Pull every line with the word "clouds" out of the entries below.

╭──

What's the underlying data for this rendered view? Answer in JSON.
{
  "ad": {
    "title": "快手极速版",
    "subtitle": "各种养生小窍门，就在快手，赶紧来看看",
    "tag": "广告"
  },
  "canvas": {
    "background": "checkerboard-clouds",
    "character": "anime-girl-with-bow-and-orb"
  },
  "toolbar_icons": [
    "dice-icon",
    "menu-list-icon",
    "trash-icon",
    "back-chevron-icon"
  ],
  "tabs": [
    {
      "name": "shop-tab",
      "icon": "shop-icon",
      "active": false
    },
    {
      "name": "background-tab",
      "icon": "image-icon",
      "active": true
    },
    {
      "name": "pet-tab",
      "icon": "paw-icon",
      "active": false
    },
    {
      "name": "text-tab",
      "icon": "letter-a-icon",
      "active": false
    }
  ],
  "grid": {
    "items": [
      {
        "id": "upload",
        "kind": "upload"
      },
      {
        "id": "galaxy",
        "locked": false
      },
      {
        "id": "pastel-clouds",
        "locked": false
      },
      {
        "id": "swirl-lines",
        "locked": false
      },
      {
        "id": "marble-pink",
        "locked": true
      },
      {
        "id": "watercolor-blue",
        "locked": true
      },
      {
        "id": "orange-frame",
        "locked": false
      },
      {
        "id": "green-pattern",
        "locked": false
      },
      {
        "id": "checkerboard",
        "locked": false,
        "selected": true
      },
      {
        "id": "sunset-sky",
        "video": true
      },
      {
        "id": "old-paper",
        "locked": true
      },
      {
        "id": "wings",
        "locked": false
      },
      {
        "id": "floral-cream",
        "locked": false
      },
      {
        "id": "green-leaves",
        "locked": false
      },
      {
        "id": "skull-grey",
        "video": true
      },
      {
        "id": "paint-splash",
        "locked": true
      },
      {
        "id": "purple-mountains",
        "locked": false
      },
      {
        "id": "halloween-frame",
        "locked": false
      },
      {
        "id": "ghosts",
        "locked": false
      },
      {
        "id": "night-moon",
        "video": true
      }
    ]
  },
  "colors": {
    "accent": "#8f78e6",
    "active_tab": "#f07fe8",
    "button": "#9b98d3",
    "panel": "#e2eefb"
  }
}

╰──

**Solution**.
    "background": "checkerboard-clouds",
        "id": "pastel-clouds",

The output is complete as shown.